* [PROVIDED TEXT]
= = = = =
On the 15th and 16th May, Emily Nixon visited IBM Research in Almaden, California as an invited speaker at the Distinguished Speaker Forum, a bi-weekly series which is live-streamed globally across IBM.
The aim of the forum is to bring together IBM and external researchers in order to discuss how analytics can be applied to gain insights from data. I gave a one-hour lecture on how data and modelling has been collected and used by her research group in order to understand more about the transmission and control of a severe parasitic disease in sheep (sheep scab). My talk was followed by 30 minutes of Q&A and then 1:1 meetings with other researchers. I received good feedback for the talk and made some useful contacts.
Emily Nixon, current third year SWBio DTP student
Emily’s research project:
In environments where poor land quality precludes crop production, livestock represent the primary contribution to agricultural production and food security. Domestic sheep in particular are hardy and well-adapted to marginal land and harsh climates. However, sheep suffer from a wide range of parasites and disease problems, one of the most persistent and damaging of which in the UK is psoroptic mange, known as scab. Scab is caused by infestation by a parasitic mite, Psoroptes ovis. The mites cause a debilitating and destructive clinical disease; there are believed to be over 7,000 outbreaks of scab in UK flocks each year costing the UK sheep industry over £8 million per year from mortality, reduced weight gain and the costs of treatment. Despite a number of recent scab education campaigns, there is no evidence that scab prevalence has been reduced.
Research at the University of Bristol has highlighted the risk factors associated with scab outbreaks, quantified the prevalence of the disease and suggested that regional or local scab management programmes may be a more effective use of time and resource than any attempted national eradication programme. However, at present there is considerable confusion about the best approaches to scab management, both in terms of the compounds to apply, when to apply them in relation to seasonal husbandry practices and in terms of farm/region scale effects.
The aim of the project, is to develop a systems model which incorporates different farm types and husbandry approaches, incorporating farmer behaviour, to identify optimum management approaches to scab control under specific husbandry regimes.
= = = = =
(Document structure recognition data)
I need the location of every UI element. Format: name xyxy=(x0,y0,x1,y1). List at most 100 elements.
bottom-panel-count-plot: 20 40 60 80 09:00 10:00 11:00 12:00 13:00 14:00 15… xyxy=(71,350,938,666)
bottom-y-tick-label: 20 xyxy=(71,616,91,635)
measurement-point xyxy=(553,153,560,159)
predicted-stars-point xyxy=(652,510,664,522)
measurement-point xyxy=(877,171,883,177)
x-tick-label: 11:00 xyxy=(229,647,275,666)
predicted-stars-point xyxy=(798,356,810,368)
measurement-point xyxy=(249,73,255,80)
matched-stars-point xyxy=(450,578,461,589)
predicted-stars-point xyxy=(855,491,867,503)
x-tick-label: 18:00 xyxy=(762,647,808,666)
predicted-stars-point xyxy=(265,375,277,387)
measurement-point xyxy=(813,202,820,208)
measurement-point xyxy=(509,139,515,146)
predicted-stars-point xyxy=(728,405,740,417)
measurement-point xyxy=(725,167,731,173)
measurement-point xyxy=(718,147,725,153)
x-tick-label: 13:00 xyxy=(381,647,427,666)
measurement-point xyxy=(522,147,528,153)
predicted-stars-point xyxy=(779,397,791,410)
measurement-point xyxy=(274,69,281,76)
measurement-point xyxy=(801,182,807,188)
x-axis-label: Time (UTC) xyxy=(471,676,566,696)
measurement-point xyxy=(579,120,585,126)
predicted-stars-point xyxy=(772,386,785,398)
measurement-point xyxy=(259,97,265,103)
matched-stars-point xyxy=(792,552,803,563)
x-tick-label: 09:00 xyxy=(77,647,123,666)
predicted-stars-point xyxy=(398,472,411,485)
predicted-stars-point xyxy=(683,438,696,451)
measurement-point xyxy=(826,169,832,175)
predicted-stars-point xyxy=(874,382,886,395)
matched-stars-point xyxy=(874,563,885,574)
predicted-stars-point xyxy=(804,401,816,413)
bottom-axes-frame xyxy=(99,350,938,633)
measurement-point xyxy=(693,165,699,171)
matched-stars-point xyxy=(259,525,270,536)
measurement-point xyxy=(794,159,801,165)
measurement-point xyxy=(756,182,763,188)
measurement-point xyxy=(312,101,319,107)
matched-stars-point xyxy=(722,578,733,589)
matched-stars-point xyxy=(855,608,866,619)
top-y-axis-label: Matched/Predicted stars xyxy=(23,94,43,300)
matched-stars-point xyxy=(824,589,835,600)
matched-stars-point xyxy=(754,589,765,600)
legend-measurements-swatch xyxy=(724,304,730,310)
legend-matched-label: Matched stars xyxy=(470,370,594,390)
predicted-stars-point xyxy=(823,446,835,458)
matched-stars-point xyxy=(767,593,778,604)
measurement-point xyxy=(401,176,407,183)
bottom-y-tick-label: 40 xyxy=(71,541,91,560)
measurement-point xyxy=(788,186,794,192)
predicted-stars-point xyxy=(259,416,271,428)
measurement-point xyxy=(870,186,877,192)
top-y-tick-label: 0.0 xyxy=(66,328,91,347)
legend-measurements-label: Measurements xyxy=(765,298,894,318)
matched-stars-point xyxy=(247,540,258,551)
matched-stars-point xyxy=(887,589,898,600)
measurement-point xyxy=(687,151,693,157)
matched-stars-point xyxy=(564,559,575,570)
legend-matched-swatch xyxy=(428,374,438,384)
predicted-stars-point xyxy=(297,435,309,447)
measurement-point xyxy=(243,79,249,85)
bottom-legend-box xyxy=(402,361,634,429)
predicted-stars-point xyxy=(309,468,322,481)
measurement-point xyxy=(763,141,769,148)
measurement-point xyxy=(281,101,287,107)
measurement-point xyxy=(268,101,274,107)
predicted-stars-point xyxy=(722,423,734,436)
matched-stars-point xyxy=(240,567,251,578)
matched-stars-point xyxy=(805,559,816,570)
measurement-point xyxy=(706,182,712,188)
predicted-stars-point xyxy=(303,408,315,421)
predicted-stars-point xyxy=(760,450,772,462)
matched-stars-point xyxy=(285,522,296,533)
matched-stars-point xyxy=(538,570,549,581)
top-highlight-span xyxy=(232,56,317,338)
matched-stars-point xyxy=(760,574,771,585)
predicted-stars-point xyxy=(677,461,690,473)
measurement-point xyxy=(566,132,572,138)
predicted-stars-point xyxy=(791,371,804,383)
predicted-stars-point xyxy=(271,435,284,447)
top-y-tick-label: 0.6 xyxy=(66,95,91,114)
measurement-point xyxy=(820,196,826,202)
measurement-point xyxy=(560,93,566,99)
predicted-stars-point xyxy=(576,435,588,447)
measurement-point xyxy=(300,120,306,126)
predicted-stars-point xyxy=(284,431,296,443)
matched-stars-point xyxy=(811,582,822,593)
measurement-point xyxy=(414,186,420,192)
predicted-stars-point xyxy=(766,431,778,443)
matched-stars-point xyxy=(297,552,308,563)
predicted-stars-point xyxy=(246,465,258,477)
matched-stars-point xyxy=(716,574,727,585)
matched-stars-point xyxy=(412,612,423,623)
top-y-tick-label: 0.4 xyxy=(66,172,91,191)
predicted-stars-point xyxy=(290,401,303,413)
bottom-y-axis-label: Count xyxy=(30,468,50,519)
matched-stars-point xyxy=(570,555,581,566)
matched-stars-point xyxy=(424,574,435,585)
= = = = =
* [LIST OF TASKS]
(A) Retype the portion of the sheep scab text that starts at "On the 15th" and ends at "globally across IBM.".
(B) Summarize the sheep scab text in two sentences.
(C) Rewrite the paragraph of the sheep scab text that begins "In environments where poor land quality" as a bulleted list that keeps its main facts.
The rows are not required for any of this work.

* [PROBLEM SOLUTIONS]
(A)
On the 15th and 16th May, Emily Nixon visited IBM Research in Almaden, California as an invited speaker at the Distinguished Speaker Forum, a bi-weekly series which is live-streamed globally across IBM.

(B) Emily Nixon, a third-year SWBio DTP student, visited IBM Research in Almaden, California, on the 15th and 16th May as an invited speaker at the Distinguished Speaker Forum, a bi-weekly series live-streamed across IBM. Her research project aims to develop a systems model that incorporates different farm types, husbandry approaches and farmer behavior to identify optimum approaches to controlling sheep scab under specific husbandry regimes.

(C)
- Where poor land quality prevents crop production, livestock are the main contribution to agricultural production and food security.
- Domestic sheep are hardy and well-adapted to marginal land and harsh climates.
- Sheep suffer from many parasites and diseases; one of the most persistent and damaging in the UK is psoroptic mange, or scab.
- Scab is caused by infestation with the parasitic mite Psoroptes ovis and is a debilitating, destructive clinical disease.
- There are believed to be over 7,000 scab outbreaks in UK flocks each year, costing the UK sheep industry over £8 million annually through mortality, reduced weight gain and treatment.
- Despite recent scab education campaigns, there is no evidence that scab prevalence has fallen.